• What is asked: In the entries below, identify every line with the string "ตอนน" and copy it.

───── Data lines ─────

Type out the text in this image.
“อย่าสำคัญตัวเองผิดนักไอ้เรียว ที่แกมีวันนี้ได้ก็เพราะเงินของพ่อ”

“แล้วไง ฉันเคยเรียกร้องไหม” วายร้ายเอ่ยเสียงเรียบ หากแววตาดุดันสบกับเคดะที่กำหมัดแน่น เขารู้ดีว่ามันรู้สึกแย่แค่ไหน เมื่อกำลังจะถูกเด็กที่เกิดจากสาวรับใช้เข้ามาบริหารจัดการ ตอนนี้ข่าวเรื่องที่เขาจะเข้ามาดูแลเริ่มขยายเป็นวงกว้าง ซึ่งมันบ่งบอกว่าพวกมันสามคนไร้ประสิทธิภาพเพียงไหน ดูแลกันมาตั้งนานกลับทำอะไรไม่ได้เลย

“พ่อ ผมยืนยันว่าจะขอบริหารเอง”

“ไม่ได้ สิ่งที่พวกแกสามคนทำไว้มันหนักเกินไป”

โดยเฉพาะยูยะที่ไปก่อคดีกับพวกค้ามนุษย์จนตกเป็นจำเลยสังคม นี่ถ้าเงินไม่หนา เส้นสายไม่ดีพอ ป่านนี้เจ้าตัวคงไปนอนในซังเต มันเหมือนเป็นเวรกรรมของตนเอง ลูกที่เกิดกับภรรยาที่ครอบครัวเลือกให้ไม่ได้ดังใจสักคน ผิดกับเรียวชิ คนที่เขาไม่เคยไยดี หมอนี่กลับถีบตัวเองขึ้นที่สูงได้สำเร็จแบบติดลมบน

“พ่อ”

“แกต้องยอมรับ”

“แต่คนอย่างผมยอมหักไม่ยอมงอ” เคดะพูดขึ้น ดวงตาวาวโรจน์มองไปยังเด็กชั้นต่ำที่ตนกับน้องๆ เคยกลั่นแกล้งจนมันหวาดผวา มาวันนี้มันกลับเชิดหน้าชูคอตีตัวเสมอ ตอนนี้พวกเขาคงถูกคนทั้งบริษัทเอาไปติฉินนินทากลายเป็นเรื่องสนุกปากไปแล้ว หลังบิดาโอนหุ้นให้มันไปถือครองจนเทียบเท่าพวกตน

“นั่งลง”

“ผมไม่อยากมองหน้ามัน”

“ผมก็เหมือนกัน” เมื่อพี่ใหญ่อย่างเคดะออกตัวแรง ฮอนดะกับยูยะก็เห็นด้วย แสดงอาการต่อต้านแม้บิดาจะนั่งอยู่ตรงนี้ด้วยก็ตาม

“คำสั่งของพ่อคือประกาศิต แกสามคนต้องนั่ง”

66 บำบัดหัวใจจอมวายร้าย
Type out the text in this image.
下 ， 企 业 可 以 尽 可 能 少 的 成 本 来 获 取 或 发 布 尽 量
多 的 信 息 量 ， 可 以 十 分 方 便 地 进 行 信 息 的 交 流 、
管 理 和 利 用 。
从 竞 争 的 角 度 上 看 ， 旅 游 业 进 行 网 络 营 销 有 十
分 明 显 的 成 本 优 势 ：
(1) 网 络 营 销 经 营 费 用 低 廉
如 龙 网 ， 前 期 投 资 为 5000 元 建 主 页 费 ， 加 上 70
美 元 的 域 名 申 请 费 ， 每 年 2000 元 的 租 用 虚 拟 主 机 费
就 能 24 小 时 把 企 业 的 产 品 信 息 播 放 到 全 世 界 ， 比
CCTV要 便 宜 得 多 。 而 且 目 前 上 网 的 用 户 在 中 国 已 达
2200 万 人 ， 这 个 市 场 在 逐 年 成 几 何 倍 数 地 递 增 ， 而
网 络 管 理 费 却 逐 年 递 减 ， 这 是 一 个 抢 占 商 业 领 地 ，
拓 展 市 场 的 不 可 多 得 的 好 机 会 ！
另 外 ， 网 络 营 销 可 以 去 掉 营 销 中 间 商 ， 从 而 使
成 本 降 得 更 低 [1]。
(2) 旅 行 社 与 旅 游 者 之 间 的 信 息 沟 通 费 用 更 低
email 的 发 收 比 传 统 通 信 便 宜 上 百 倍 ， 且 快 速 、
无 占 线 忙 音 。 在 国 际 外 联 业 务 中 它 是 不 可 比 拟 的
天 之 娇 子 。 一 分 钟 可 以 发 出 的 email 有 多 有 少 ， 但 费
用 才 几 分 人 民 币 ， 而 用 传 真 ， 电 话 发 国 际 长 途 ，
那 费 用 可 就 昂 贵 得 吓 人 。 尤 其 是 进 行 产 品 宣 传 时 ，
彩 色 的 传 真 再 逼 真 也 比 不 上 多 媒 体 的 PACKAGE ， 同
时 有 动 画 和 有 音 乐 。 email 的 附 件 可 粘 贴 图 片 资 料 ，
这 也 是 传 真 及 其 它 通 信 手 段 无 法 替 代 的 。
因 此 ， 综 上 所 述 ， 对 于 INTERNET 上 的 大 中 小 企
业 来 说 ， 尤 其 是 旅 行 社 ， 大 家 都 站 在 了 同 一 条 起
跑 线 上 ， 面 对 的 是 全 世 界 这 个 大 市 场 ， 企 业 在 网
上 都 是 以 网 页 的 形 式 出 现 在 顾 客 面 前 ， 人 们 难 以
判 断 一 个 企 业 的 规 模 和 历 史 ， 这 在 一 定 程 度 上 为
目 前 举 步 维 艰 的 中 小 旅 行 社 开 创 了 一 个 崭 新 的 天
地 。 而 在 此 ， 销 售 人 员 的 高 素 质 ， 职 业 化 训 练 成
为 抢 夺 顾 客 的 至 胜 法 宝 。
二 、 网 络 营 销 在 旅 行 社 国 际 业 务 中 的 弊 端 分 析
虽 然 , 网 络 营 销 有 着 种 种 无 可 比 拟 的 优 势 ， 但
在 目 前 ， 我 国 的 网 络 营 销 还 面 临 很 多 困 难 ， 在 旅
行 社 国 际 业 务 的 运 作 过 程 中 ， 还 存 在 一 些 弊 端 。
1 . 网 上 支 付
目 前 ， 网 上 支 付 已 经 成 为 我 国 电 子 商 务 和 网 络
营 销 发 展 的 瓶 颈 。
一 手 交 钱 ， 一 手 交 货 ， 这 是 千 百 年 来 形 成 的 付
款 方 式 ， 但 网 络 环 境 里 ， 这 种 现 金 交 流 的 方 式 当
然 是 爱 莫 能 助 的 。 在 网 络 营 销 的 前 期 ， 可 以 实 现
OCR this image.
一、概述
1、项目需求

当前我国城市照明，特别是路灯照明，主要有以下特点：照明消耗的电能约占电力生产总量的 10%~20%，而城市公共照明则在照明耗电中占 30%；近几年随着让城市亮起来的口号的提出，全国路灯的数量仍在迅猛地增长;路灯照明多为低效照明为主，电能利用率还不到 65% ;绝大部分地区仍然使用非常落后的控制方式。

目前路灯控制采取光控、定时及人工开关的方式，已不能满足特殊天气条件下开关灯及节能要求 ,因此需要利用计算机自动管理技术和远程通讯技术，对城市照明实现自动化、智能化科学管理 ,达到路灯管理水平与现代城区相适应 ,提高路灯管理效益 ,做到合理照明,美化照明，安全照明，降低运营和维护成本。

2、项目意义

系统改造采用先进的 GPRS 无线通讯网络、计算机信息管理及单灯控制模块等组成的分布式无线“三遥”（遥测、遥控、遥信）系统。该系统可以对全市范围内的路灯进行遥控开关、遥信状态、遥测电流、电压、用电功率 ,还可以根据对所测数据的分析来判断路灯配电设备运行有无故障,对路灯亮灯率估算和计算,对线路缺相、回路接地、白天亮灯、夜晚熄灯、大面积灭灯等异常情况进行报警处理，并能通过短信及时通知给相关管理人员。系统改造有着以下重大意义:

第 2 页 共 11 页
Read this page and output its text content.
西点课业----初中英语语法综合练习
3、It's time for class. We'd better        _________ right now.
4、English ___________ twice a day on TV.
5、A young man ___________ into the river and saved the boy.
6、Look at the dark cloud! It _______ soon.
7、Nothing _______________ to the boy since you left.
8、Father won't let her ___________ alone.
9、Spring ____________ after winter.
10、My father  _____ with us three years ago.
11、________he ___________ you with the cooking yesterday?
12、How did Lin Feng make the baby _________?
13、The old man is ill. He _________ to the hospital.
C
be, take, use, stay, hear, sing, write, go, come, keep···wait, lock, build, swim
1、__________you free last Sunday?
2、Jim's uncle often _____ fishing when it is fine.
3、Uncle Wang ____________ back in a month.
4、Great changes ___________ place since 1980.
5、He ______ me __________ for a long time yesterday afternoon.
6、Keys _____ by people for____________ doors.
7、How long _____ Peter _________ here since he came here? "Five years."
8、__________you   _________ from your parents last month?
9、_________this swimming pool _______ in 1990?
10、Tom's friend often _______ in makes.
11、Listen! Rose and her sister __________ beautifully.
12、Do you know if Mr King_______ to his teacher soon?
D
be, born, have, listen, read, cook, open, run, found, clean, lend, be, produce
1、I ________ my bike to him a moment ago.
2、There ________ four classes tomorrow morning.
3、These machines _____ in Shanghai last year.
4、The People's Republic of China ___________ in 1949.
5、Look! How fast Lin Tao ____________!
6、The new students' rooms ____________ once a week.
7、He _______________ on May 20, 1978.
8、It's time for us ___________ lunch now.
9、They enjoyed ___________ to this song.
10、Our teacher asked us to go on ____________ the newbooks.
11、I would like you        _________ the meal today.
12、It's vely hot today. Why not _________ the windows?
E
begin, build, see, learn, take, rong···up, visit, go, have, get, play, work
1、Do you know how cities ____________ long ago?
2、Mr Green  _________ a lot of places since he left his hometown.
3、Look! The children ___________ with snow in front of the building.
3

─────

• Task result:
“แล้วไง ฉันเคยเรียกร้องไหม” วายร้ายเอ่ยเสียงเรียบ หากแววตาดุดันสบกับเคดะที่กำหมัดแน่น เขารู้ดีว่ามันรู้สึกแย่แค่ไหน เมื่อกำลังจะถูกเด็กที่เกิดจากสาวรับใช้เข้ามาบริหารจัดการ ตอนนี้ข่าวเรื่องที่เขาจะเข้ามาดูแลเริ่มขยายเป็นวงกว้าง ซึ่งมันบ่งบอกว่าพวกมันสามคนไร้ประสิทธิภาพเพียงไหน ดูแลกันมาตั้งนานกลับทำอะไรไม่ได้เลย
“แต่คนอย่างผมยอมหักไม่ยอมงอ” เคดะพูดขึ้น ดวงตาวาวโรจน์มองไปยังเด็กชั้นต่ำที่ตนกับน้องๆ เคยกลั่นแกล้งจนมันหวาดผวา มาวันนี้มันกลับเชิดหน้าชูคอตีตัวเสมอ ตอนนี้พวกเขาคงถูกคนทั้งบริษัทเอาไปติฉินนินทากลายเป็นเรื่องสนุกปากไปแล้ว หลังบิดาโอนหุ้นให้มันไปถือครองจนเทียบเท่าพวกตน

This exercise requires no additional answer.